→ GOAL:
Check each line of the entries below for the string "series"; copy every line where it appears.

_ _ _ _ _

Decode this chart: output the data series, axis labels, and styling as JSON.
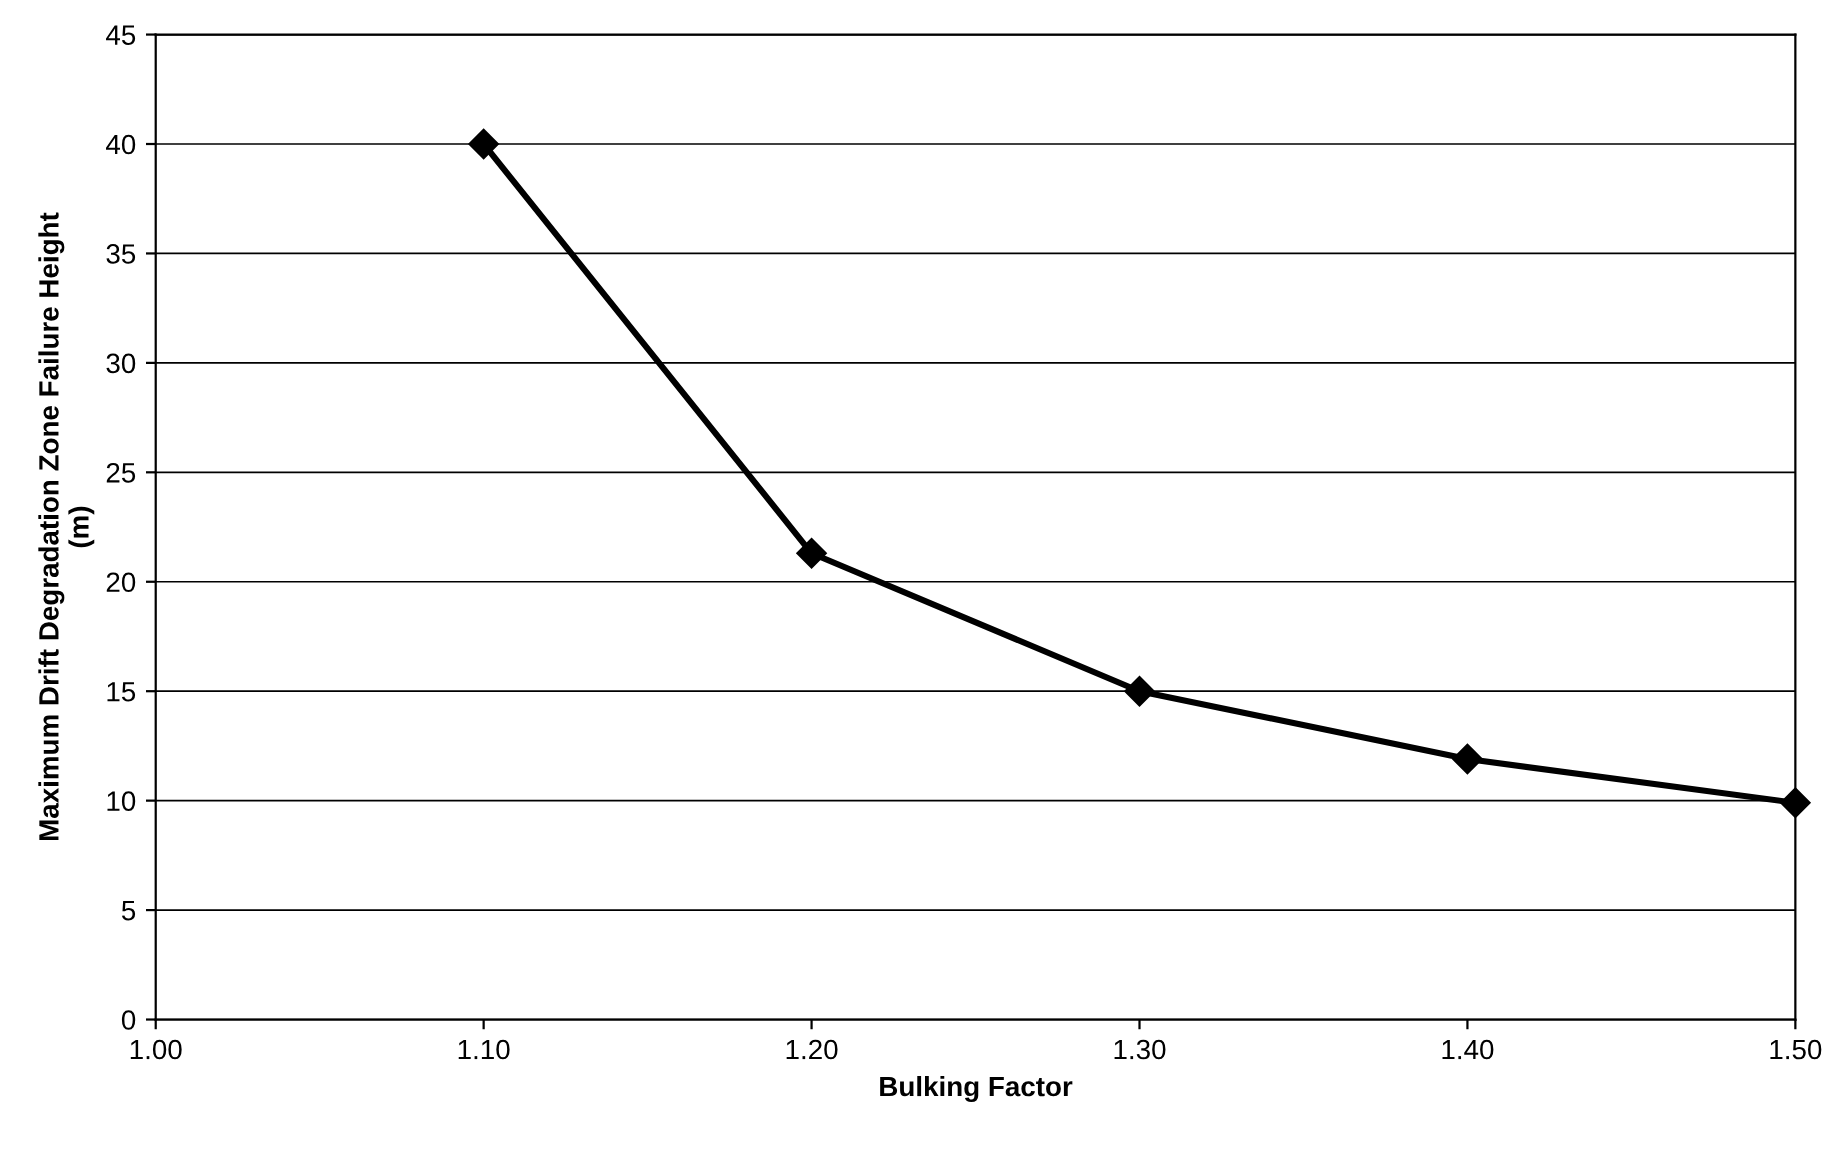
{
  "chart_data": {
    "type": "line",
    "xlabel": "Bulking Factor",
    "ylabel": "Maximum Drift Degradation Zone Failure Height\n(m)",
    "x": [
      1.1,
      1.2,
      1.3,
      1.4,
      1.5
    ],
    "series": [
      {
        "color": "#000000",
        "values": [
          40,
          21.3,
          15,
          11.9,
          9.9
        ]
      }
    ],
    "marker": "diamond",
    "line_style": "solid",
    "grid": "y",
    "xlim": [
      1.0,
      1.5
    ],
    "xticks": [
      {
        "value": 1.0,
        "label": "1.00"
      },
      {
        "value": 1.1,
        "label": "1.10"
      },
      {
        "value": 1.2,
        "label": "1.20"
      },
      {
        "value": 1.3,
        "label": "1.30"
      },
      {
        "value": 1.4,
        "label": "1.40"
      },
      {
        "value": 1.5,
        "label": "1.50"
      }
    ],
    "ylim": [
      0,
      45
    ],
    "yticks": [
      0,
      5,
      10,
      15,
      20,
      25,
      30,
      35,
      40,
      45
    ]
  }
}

_ _ _ _ _

→ CORRECT OUTPUT:
Decode this chart: output the data series, axis labels, and styling as JSON.
    "series": [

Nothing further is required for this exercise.